Copy all of the material exactly. Pictures are not to appear in the copy.

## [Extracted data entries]
◇ ◇ ◇ ◇
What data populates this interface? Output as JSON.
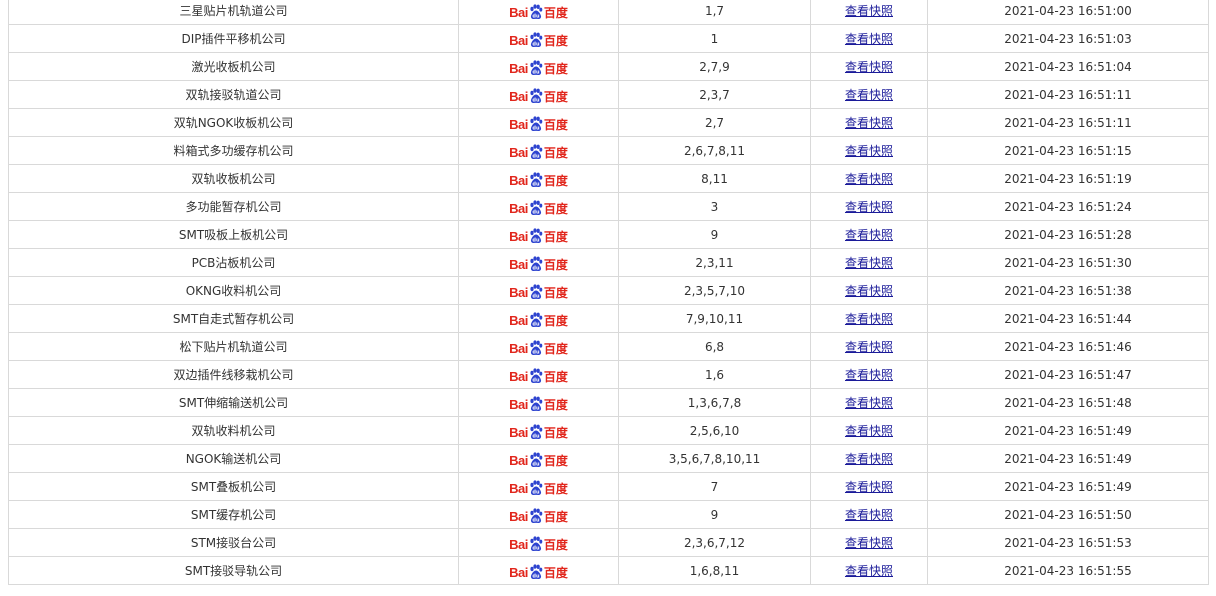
{
  "engine_logo": {
    "text_latin": "Bai",
    "text_cn": "百度",
    "icon": "baidu-paw-icon",
    "color": "#e1261c"
  },
  "snapshot_label": "查看快照",
  "link_color": "#1a1a99",
  "rows": [
    {
      "keyword": "三星贴片机轨道公司",
      "rank": "1,7",
      "time": "2021-04-23 16:51:00"
    },
    {
      "keyword": "DIP插件平移机公司",
      "rank": "1",
      "time": "2021-04-23 16:51:03"
    },
    {
      "keyword": "激光收板机公司",
      "rank": "2,7,9",
      "time": "2021-04-23 16:51:04"
    },
    {
      "keyword": "双轨接驳轨道公司",
      "rank": "2,3,7",
      "time": "2021-04-23 16:51:11"
    },
    {
      "keyword": "双轨NGOK收板机公司",
      "rank": "2,7",
      "time": "2021-04-23 16:51:11"
    },
    {
      "keyword": "料箱式多功缓存机公司",
      "rank": "2,6,7,8,11",
      "time": "2021-04-23 16:51:15"
    },
    {
      "keyword": "双轨收板机公司",
      "rank": "8,11",
      "time": "2021-04-23 16:51:19"
    },
    {
      "keyword": "多功能暂存机公司",
      "rank": "3",
      "time": "2021-04-23 16:51:24"
    },
    {
      "keyword": "SMT吸板上板机公司",
      "rank": "9",
      "time": "2021-04-23 16:51:28"
    },
    {
      "keyword": "PCB沾板机公司",
      "rank": "2,3,11",
      "time": "2021-04-23 16:51:30"
    },
    {
      "keyword": "OKNG收料机公司",
      "rank": "2,3,5,7,10",
      "time": "2021-04-23 16:51:38"
    },
    {
      "keyword": "SMT自走式暂存机公司",
      "rank": "7,9,10,11",
      "time": "2021-04-23 16:51:44"
    },
    {
      "keyword": "松下贴片机轨道公司",
      "rank": "6,8",
      "time": "2021-04-23 16:51:46"
    },
    {
      "keyword": "双边插件线移栽机公司",
      "rank": "1,6",
      "time": "2021-04-23 16:51:47"
    },
    {
      "keyword": "SMT伸缩输送机公司",
      "rank": "1,3,6,7,8",
      "time": "2021-04-23 16:51:48"
    },
    {
      "keyword": "双轨收料机公司",
      "rank": "2,5,6,10",
      "time": "2021-04-23 16:51:49"
    },
    {
      "keyword": "NGOK输送机公司",
      "rank": "3,5,6,7,8,10,11",
      "time": "2021-04-23 16:51:49"
    },
    {
      "keyword": "SMT叠板机公司",
      "rank": "7",
      "time": "2021-04-23 16:51:49"
    },
    {
      "keyword": "SMT缓存机公司",
      "rank": "9",
      "time": "2021-04-23 16:51:50"
    },
    {
      "keyword": "STM接驳台公司",
      "rank": "2,3,6,7,12",
      "time": "2021-04-23 16:51:53"
    },
    {
      "keyword": "SMT接驳导轨公司",
      "rank": "1,6,8,11",
      "time": "2021-04-23 16:51:55"
    }
  ]
}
◇ ◇ ◇ ◇
## [Correct output]
What data populates this interface? Output as JSON.
{
  "engine_logo": {
    "text_latin": "Bai",
    "text_cn": "百度",
    "icon": "baidu-paw-icon",
    "color": "#e1261c"
  },
  "snapshot_label": "查看快照",
  "link_color": "#1a1a99",
  "rows": [
    {
      "keyword": "三星贴片机轨道公司",
      "rank": "1,7",
      "time": "2021-04-23 16:51:00"
    },
    {
      "keyword": "DIP插件平移机公司",
      "rank": "1",
      "time": "2021-04-23 16:51:03"
    },
    {
      "keyword": "激光收板机公司",
      "rank": "2,7,9",
      "time": "2021-04-23 16:51:04"
    },
    {
      "keyword": "双轨接驳轨道公司",
      "rank": "2,3,7",
      "time": "2021-04-23 16:51:11"
    },
    {
      "keyword": "双轨NGOK收板机公司",
      "rank": "2,7",
      "time": "2021-04-23 16:51:11"
    },
    {
      "keyword": "料箱式多功缓存机公司",
      "rank": "2,6,7,8,11",
      "time": "2021-04-23 16:51:15"
    },
    {
      "keyword": "双轨收板机公司",
      "rank": "8,11",
      "time": "2021-04-23 16:51:19"
    },
    {
      "keyword": "多功能暂存机公司",
      "rank": "3",
      "time": "2021-04-23 16:51:24"
    },
    {
      "keyword": "SMT吸板上板机公司",
      "rank": "9",
      "time": "2021-04-23 16:51:28"
    },
    {
      "keyword": "PCB沾板机公司",
      "rank": "2,3,11",
      "time": "2021-04-23 16:51:30"
    },
    {
      "keyword": "OKNG收料机公司",
      "rank": "2,3,5,7,10",
      "time": "2021-04-23 16:51:38"
    },
    {
      "keyword": "SMT自走式暂存机公司",
      "rank": "7,9,10,11",
      "time": "2021-04-23 16:51:44"
    },
    {
      "keyword": "松下贴片机轨道公司",
      "rank": "6,8",
      "time": "2021-04-23 16:51:46"
    },
    {
      "keyword": "双边插件线移栽机公司",
      "rank": "1,6",
      "time": "2021-04-23 16:51:47"
    },
    {
      "keyword": "SMT伸缩输送机公司",
      "rank": "1,3,6,7,8",
      "time": "2021-04-23 16:51:48"
    },
    {
      "keyword": "双轨收料机公司",
      "rank": "2,5,6,10",
      "time": "2021-04-23 16:51:49"
    },
    {
      "keyword": "NGOK输送机公司",
      "rank": "3,5,6,7,8,10,11",
      "time": "2021-04-23 16:51:49"
    },
    {
      "keyword": "SMT叠板机公司",
      "rank": "7",
      "time": "2021-04-23 16:51:49"
    },
    {
      "keyword": "SMT缓存机公司",
      "rank": "9",
      "time": "2021-04-23 16:51:50"
    },
    {
      "keyword": "STM接驳台公司",
      "rank": "2,3,6,7,12",
      "time": "2021-04-23 16:51:53"
    },
    {
      "keyword": "SMT接驳导轨公司",
      "rank": "1,6,8,11",
      "time": "2021-04-23 16:51:55"
    }
  ]
}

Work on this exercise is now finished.